▸ Extracted material:
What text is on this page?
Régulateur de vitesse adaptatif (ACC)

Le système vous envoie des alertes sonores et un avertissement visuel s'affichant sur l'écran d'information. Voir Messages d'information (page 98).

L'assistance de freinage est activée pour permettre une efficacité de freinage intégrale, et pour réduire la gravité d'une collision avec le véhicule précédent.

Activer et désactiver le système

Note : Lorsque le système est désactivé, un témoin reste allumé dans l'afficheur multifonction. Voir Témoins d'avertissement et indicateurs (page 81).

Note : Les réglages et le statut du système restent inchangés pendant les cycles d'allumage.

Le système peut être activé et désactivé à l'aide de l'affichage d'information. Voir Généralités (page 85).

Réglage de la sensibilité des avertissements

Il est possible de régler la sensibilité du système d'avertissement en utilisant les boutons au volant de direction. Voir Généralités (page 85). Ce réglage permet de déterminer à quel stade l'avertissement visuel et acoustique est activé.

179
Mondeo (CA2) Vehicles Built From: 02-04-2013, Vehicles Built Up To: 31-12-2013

▸ The exercise:
Word for word, extract all the records.

▸ Correct response:
What text is on this page?
Régulateur de vitesse adaptatif (ACC)

Le système vous envoie des alertes sonores et un avertissement visuel s'affichant sur l'écran d'information. Voir Messages d'information (page 98).

L'assistance de freinage est activée pour permettre une efficacité de freinage intégrale, et pour réduire la gravité d'une collision avec le véhicule précédent.

Activer et désactiver le système

Note : Lorsque le système est désactivé, un témoin reste allumé dans l'afficheur multifonction. Voir Témoins d'avertissement et indicateurs (page 81).

Note : Les réglages et le statut du système restent inchangés pendant les cycles d'allumage.

Le système peut être activé et désactivé à l'aide de l'affichage d'information. Voir Généralités (page 85).

Réglage de la sensibilité des avertissements

Il est possible de régler la sensibilité du système d'avertissement en utilisant les boutons au volant de direction. Voir Généralités (page 85). Ce réglage permet de déterminer à quel stade l'avertissement visuel et acoustique est activé.

179
Mondeo (CA2) Vehicles Built From: 02-04-2013, Vehicles Built Up To: 31-12-2013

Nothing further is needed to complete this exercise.